- **EXERCISE**: Report each line of the data that includes the word "jeho".

— Start INPUT —

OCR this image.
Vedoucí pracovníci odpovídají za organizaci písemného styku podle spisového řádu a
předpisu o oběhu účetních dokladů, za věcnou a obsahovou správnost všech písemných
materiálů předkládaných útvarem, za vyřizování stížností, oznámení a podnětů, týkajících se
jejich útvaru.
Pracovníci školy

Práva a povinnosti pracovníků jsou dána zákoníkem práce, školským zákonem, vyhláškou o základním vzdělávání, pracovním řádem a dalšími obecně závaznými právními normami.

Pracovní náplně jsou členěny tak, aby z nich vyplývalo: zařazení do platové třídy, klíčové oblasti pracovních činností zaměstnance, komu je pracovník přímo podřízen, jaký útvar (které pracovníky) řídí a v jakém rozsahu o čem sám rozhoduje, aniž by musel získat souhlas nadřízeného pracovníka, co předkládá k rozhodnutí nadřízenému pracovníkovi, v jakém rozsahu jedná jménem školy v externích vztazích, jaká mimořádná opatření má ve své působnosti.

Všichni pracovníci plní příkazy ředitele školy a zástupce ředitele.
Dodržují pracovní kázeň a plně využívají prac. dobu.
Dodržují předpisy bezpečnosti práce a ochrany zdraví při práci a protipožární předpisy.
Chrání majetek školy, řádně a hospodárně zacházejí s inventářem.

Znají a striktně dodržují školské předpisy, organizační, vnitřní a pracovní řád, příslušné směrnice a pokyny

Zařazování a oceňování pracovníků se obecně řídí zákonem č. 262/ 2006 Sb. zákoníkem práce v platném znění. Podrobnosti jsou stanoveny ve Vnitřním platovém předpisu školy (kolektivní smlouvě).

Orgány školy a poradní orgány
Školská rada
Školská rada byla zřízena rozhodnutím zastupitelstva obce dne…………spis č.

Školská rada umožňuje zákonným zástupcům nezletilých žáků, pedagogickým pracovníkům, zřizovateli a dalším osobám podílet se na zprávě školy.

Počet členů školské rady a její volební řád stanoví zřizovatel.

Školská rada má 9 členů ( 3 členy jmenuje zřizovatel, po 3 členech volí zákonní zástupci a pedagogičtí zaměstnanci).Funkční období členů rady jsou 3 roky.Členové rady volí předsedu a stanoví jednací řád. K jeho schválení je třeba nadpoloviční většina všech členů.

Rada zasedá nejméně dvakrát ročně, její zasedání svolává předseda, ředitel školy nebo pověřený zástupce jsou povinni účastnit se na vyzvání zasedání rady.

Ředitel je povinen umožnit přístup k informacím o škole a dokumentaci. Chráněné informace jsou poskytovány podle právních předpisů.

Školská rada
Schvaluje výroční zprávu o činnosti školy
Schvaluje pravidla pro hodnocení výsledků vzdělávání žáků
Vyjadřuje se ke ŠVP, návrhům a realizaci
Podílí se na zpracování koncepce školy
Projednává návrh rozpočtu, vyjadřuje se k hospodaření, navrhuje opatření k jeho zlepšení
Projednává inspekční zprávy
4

— End INPUT —

- **EXERCISE RESULT**:
Školská rada má 9 členů ( 3 členy jmenuje zřizovatel, po 3 členech volí zákonní zástupci a pedagogičtí zaměstnanci).Funkční období členů rady jsou 3 roky.Členové rady volí předsedu a stanoví jednací řád. K jeho schválení je třeba nadpoloviční většina všech členů.
Projednává návrh rozpočtu, vyjadřuje se k hospodaření, navrhuje opatření k jeho zlepšení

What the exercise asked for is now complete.